(Stored data)
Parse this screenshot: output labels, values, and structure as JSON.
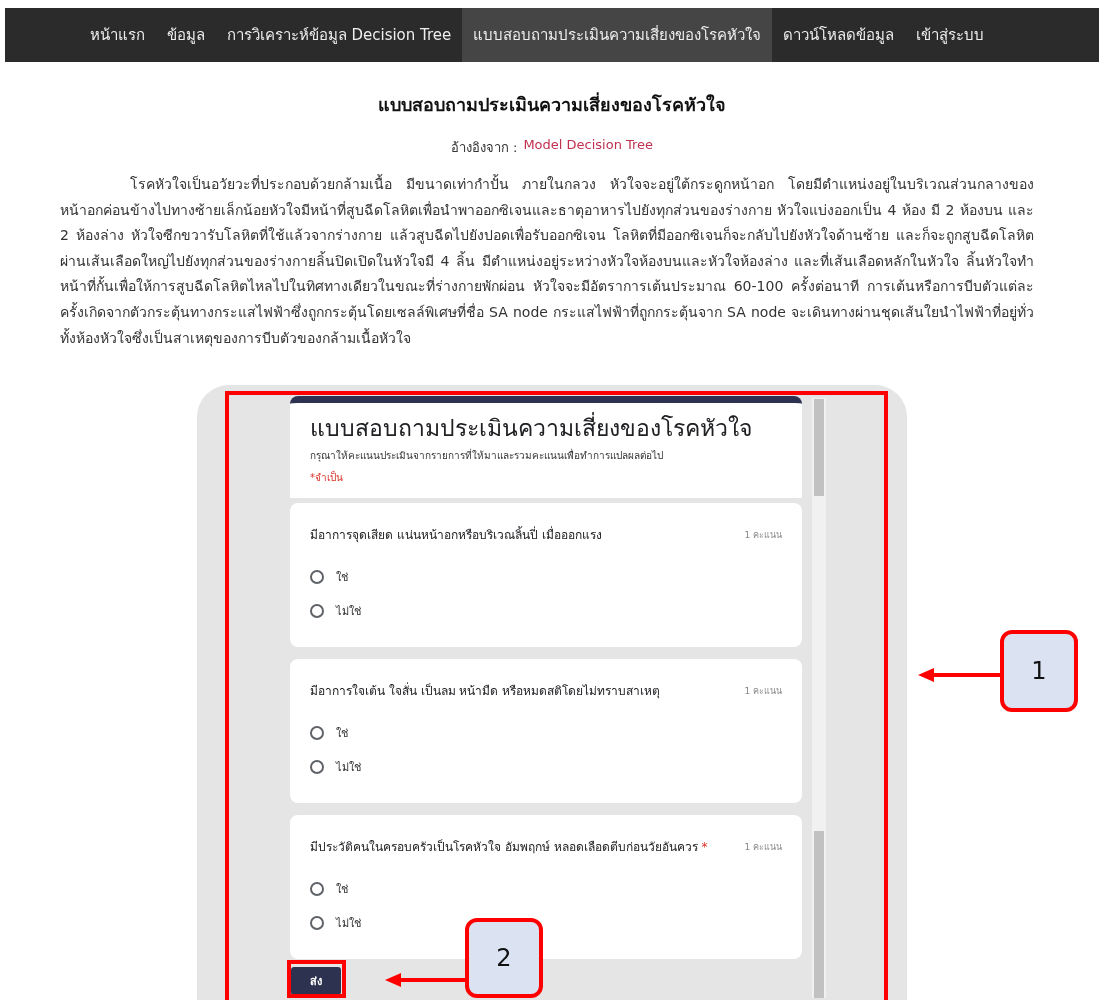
{
  "nav": {
    "items": [
      {
        "label": "หน้าแรก",
        "selected": false
      },
      {
        "label": "ข้อมูล",
        "selected": false
      },
      {
        "label": "การวิเคราะห์ข้อมูล Decision Tree",
        "selected": false
      },
      {
        "label": "แบบสอบถามประเมินความเสี่ยงของโรคหัวใจ",
        "selected": true
      },
      {
        "label": "ดาวน์โหลดข้อมูล",
        "selected": false
      },
      {
        "label": "เข้าสู่ระบบ",
        "selected": false
      }
    ]
  },
  "page": {
    "title": "แบบสอบถามประเมินความเสี่ยงของโรคหัวใจ",
    "source_label": "อ้างอิงจาก :",
    "source_link": "Model Decision Tree",
    "paragraph": "โรคหัวใจเป็นอวัยวะที่ประกอบด้วยกล้ามเนื้อ มีขนาดเท่ากำปั้น ภายในกลวง หัวใจจะอยู่ใต้กระดูกหน้าอก โดยมีตำแหน่งอยู่ในบริเวณส่วนกลางของหน้าอกค่อนข้างไปทางซ้ายเล็กน้อยหัวใจมีหน้าที่สูบฉีดโลหิตเพื่อนำพาออกซิเจนและธาตุอาหารไปยังทุกส่วนของร่างกาย หัวใจแบ่งออกเป็น 4 ห้อง มี 2 ห้องบน และ 2 ห้องล่าง หัวใจซีกขวารับโลหิตที่ใช้แล้วจากร่างกาย แล้วสูบฉีดไปยังปอดเพื่อรับออกซิเจน โลหิตที่มีออกซิเจนก็จะกลับไปยังหัวใจด้านซ้าย และก็จะถูกสูบฉีดโลหิตผ่านเส้นเลือดใหญ่ไปยังทุกส่วนของร่างกายลิ้นปิดเปิดในหัวใจมี 4 ลิ้น มีตำแหน่งอยู่ระหว่างหัวใจห้องบนและหัวใจห้องล่าง และที่เส้นเลือดหลักในหัวใจ ลิ้นหัวใจทำหน้าที่กั้นเพื่อให้การสูบฉีดโลหิตไหลไปในทิศทางเดียวในขณะที่ร่างกายพักผ่อน หัวใจจะมีอัตราการเต้นประมาณ 60-100 ครั้งต่อนาที การเต้นหรือการบีบตัวแต่ละครั้งเกิดจากตัวกระตุ้นทางกระแสไฟฟ้าซึ่งถูกกระตุ้นโดยเซลล์พิเศษที่ชื่อ SA node กระแสไฟฟ้าที่ถูกกระตุ้นจาก SA node จะเดินทางผ่านชุดเส้นใยนำไฟฟ้าที่อยู่ทั่วทั้งห้องหัวใจซึ่งเป็นสาเหตุของการบีบตัวของกล้ามเนื้อหัวใจ"
  },
  "form": {
    "title": "แบบสอบถามประเมินความเสี่ยงของโรคหัวใจ",
    "description": "กรุณาให้คะแนนประเมินจากรายการที่ให้มาและรวมคะแนนเพื่อทำการแปลผลต่อไป",
    "required_note": "*จำเป็น",
    "questions": [
      {
        "text": "มีอาการจุดเสียด แน่นหน้าอกหรือบริเวณลิ้นปี่ เมื่อออกแรง",
        "points": "1 คะแนน",
        "options": [
          {
            "label": "ใช่",
            "selected": false
          },
          {
            "label": "ไม่ใช่",
            "selected": false
          }
        ]
      },
      {
        "text": "มีอาการใจเต้น ใจสั่น เป็นลม หน้ามืด หรือหมดสติโดยไม่ทราบสาเหตุ",
        "points": "1 คะแนน",
        "options": [
          {
            "label": "ใช่",
            "selected": false
          },
          {
            "label": "ไม่ใช่",
            "selected": false
          }
        ]
      },
      {
        "text": "มีประวัติคนในครอบครัวเป็นโรคหัวใจ อัมพฤกษ์ หลอดเลือดตีบก่อนวัยอันควร",
        "required_mark": "*",
        "points": "1 คะแนน",
        "options": [
          {
            "label": "ใช่",
            "selected": false
          },
          {
            "label": "ไม่ใช่",
            "selected": false
          }
        ]
      }
    ],
    "submit": "ส่ง"
  },
  "annotations": [
    {
      "label": "1"
    },
    {
      "label": "2"
    }
  ]
}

* WRITTEN TASK *
Omitting all images, print the listing exactly.

* FINISHED ANSWER *
Parse this screenshot: output labels, values, and structure as JSON.
{
  "nav": {
    "items": [
      {
        "label": "หน้าแรก",
        "selected": false
      },
      {
        "label": "ข้อมูล",
        "selected": false
      },
      {
        "label": "การวิเคราะห์ข้อมูล Decision Tree",
        "selected": false
      },
      {
        "label": "แบบสอบถามประเมินความเสี่ยงของโรคหัวใจ",
        "selected": true
      },
      {
        "label": "ดาวน์โหลดข้อมูล",
        "selected": false
      },
      {
        "label": "เข้าสู่ระบบ",
        "selected": false
      }
    ]
  },
  "page": {
    "title": "แบบสอบถามประเมินความเสี่ยงของโรคหัวใจ",
    "source_label": "อ้างอิงจาก :",
    "source_link": "Model Decision Tree",
    "paragraph": "โรคหัวใจเป็นอวัยวะที่ประกอบด้วยกล้ามเนื้อ มีขนาดเท่ากำปั้น ภายในกลวง หัวใจจะอยู่ใต้กระดูกหน้าอก โดยมีตำแหน่งอยู่ในบริเวณส่วนกลางของหน้าอกค่อนข้างไปทางซ้ายเล็กน้อยหัวใจมีหน้าที่สูบฉีดโลหิตเพื่อนำพาออกซิเจนและธาตุอาหารไปยังทุกส่วนของร่างกาย หัวใจแบ่งออกเป็น 4 ห้อง มี 2 ห้องบน และ 2 ห้องล่าง หัวใจซีกขวารับโลหิตที่ใช้แล้วจากร่างกาย แล้วสูบฉีดไปยังปอดเพื่อรับออกซิเจน โลหิตที่มีออกซิเจนก็จะกลับไปยังหัวใจด้านซ้าย และก็จะถูกสูบฉีดโลหิตผ่านเส้นเลือดใหญ่ไปยังทุกส่วนของร่างกายลิ้นปิดเปิดในหัวใจมี 4 ลิ้น มีตำแหน่งอยู่ระหว่างหัวใจห้องบนและหัวใจห้องล่าง และที่เส้นเลือดหลักในหัวใจ ลิ้นหัวใจทำหน้าที่กั้นเพื่อให้การสูบฉีดโลหิตไหลไปในทิศทางเดียวในขณะที่ร่างกายพักผ่อน หัวใจจะมีอัตราการเต้นประมาณ 60-100 ครั้งต่อนาที การเต้นหรือการบีบตัวแต่ละครั้งเกิดจากตัวกระตุ้นทางกระแสไฟฟ้าซึ่งถูกกระตุ้นโดยเซลล์พิเศษที่ชื่อ SA node กระแสไฟฟ้าที่ถูกกระตุ้นจาก SA node จะเดินทางผ่านชุดเส้นใยนำไฟฟ้าที่อยู่ทั่วทั้งห้องหัวใจซึ่งเป็นสาเหตุของการบีบตัวของกล้ามเนื้อหัวใจ"
  },
  "form": {
    "title": "แบบสอบถามประเมินความเสี่ยงของโรคหัวใจ",
    "description": "กรุณาให้คะแนนประเมินจากรายการที่ให้มาและรวมคะแนนเพื่อทำการแปลผลต่อไป",
    "required_note": "*จำเป็น",
    "questions": [
      {
        "text": "มีอาการจุดเสียด แน่นหน้าอกหรือบริเวณลิ้นปี่ เมื่อออกแรง",
        "points": "1 คะแนน",
        "options": [
          {
            "label": "ใช่",
            "selected": false
          },
          {
            "label": "ไม่ใช่",
            "selected": false
          }
        ]
      },
      {
        "text": "มีอาการใจเต้น ใจสั่น เป็นลม หน้ามืด หรือหมดสติโดยไม่ทราบสาเหตุ",
        "points": "1 คะแนน",
        "options": [
          {
            "label": "ใช่",
            "selected": false
          },
          {
            "label": "ไม่ใช่",
            "selected": false
          }
        ]
      },
      {
        "text": "มีประวัติคนในครอบครัวเป็นโรคหัวใจ อัมพฤกษ์ หลอดเลือดตีบก่อนวัยอันควร",
        "required_mark": "*",
        "points": "1 คะแนน",
        "options": [
          {
            "label": "ใช่",
            "selected": false
          },
          {
            "label": "ไม่ใช่",
            "selected": false
          }
        ]
      }
    ],
    "submit": "ส่ง"
  },
  "annotations": [
    {
      "label": "1"
    },
    {
      "label": "2"
    }
  ]
}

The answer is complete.